### Required work
Retype each line of the material exactly, please, skipping any picture in it.

[Extracted data entries]
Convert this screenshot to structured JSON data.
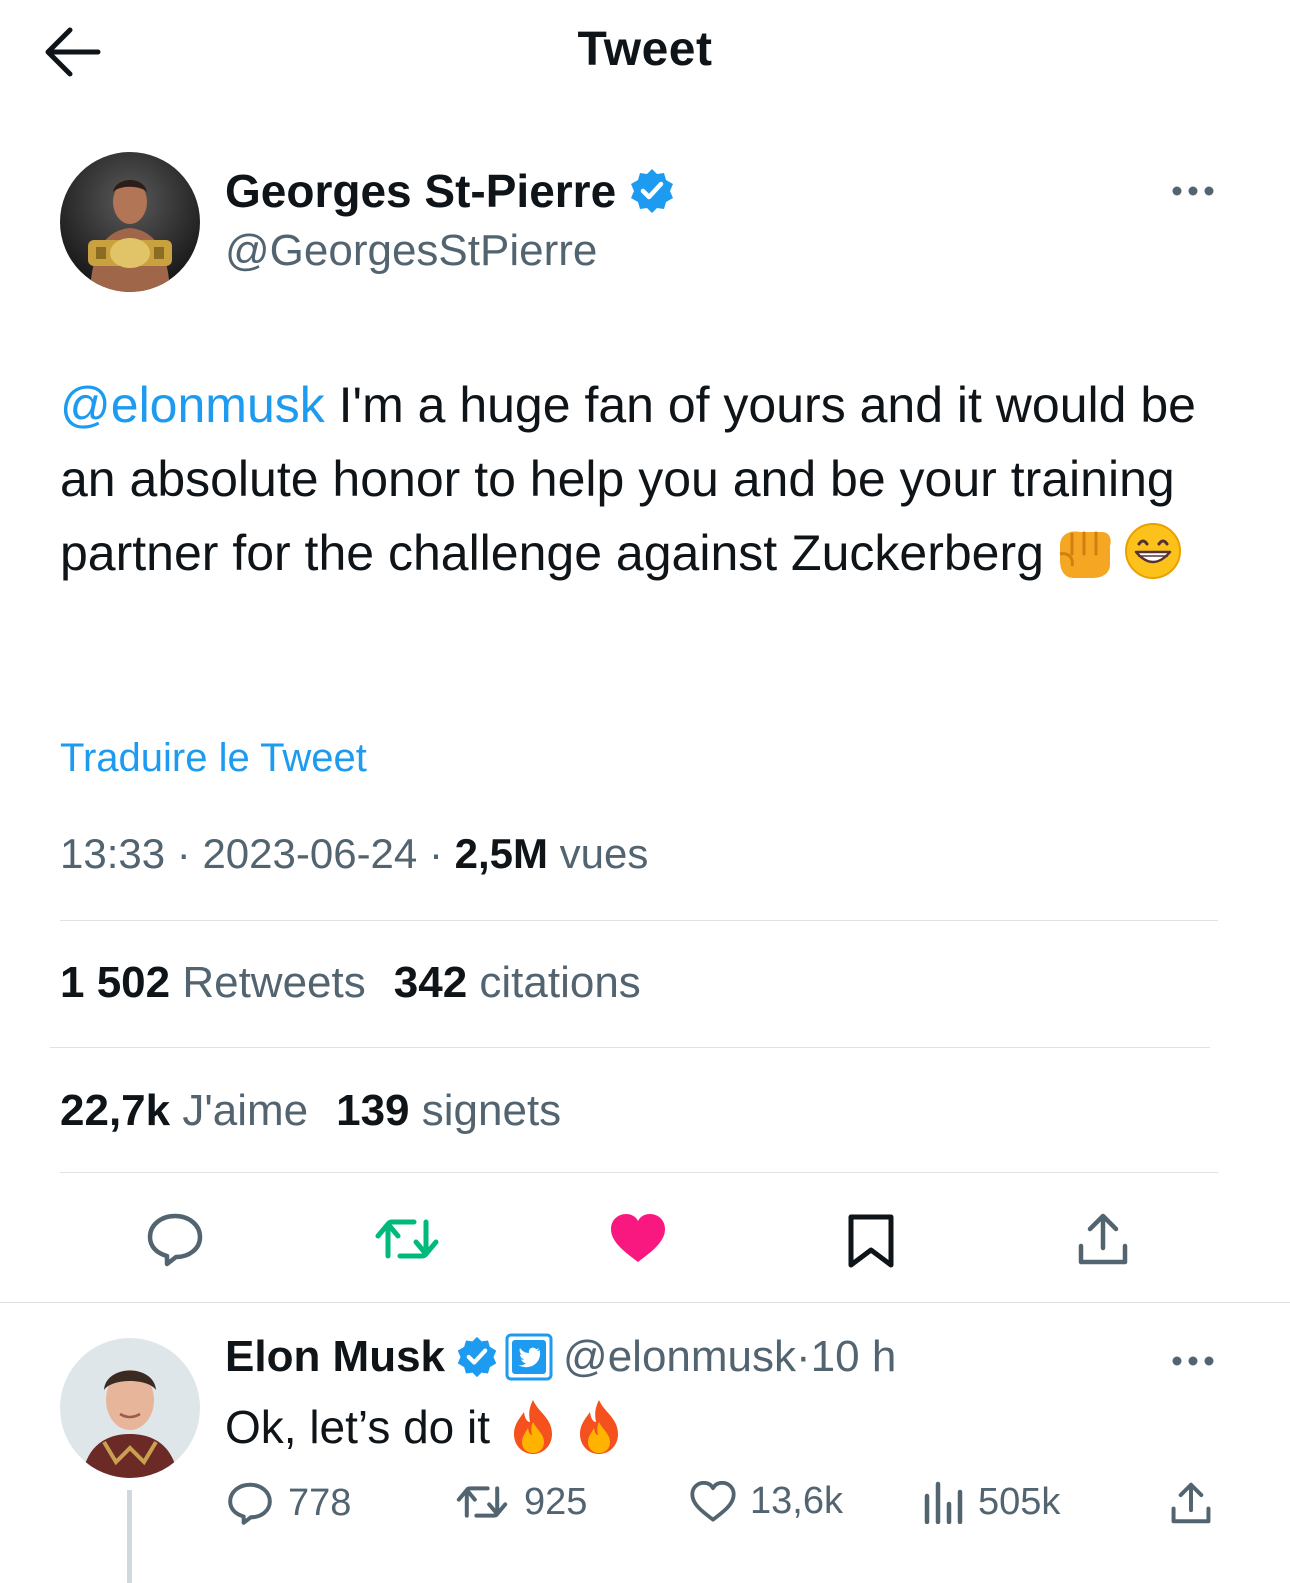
{
  "header": {
    "title": "Tweet"
  },
  "tweet": {
    "author": {
      "name": "Georges St-Pierre",
      "handle": "@GeorgesStPierre",
      "verified": true
    },
    "text": {
      "mention": "@elonmusk",
      "body": " I'm a huge fan of yours and it would be an absolute honor to help you and be your training partner for the challenge against Zuckerberg",
      "emojis": [
        "oncoming-fist-emoji",
        "grinning-face-emoji"
      ]
    },
    "translate_label": "Traduire le Tweet",
    "time": "13:33",
    "sep1": " · ",
    "date": "2023-06-24",
    "sep2": " · ",
    "views_count": "2,5M",
    "views_label": " vues",
    "stats": {
      "retweets_count": "1 502",
      "retweets_label": " Retweets",
      "quotes_count": "342",
      "quotes_label": " citations",
      "likes_count": "22,7k",
      "likes_label": " J'aime",
      "bookmarks_count": "139",
      "bookmarks_label": " signets"
    },
    "actions": [
      "reply-icon",
      "retweet-icon",
      "like-icon",
      "bookmark-icon",
      "share-icon"
    ],
    "liked": true
  },
  "reply": {
    "author": {
      "name": "Elon Musk",
      "handle": "@elonmusk",
      "verified": true,
      "affiliate_badge": "twitter-bird-badge"
    },
    "dot": " · ",
    "time": "10 h",
    "text": "Ok, let’s do it",
    "emojis": [
      "fire-emoji",
      "fire-emoji"
    ],
    "counts": {
      "replies": "778",
      "retweets": "925",
      "likes": "13,6k",
      "views": "505k"
    }
  },
  "colors": {
    "accent": "#1d9bf0",
    "text": "#0f1419",
    "secondary": "#536471",
    "like": "#f91880",
    "retweet": "#00ba7c",
    "divider": "#dfe3e6"
  }
}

### Solved problem
Convert this screenshot to structured JSON data.
{
  "header": {
    "title": "Tweet"
  },
  "tweet": {
    "author": {
      "name": "Georges St-Pierre",
      "handle": "@GeorgesStPierre",
      "verified": true
    },
    "text": {
      "mention": "@elonmusk",
      "body": " I'm a huge fan of yours and it would be an absolute honor to help you and be your training partner for the challenge against Zuckerberg",
      "emojis": [
        "oncoming-fist-emoji",
        "grinning-face-emoji"
      ]
    },
    "translate_label": "Traduire le Tweet",
    "time": "13:33",
    "sep1": " · ",
    "date": "2023-06-24",
    "sep2": " · ",
    "views_count": "2,5M",
    "views_label": " vues",
    "stats": {
      "retweets_count": "1 502",
      "retweets_label": " Retweets",
      "quotes_count": "342",
      "quotes_label": " citations",
      "likes_count": "22,7k",
      "likes_label": " J'aime",
      "bookmarks_count": "139",
      "bookmarks_label": " signets"
    },
    "actions": [
      "reply-icon",
      "retweet-icon",
      "like-icon",
      "bookmark-icon",
      "share-icon"
    ],
    "liked": true
  },
  "reply": {
    "author": {
      "name": "Elon Musk",
      "handle": "@elonmusk",
      "verified": true,
      "affiliate_badge": "twitter-bird-badge"
    },
    "dot": " · ",
    "time": "10 h",
    "text": "Ok, let’s do it",
    "emojis": [
      "fire-emoji",
      "fire-emoji"
    ],
    "counts": {
      "replies": "778",
      "retweets": "925",
      "likes": "13,6k",
      "views": "505k"
    }
  },
  "colors": {
    "accent": "#1d9bf0",
    "text": "#0f1419",
    "secondary": "#536471",
    "like": "#f91880",
    "retweet": "#00ba7c",
    "divider": "#dfe3e6"
  }
}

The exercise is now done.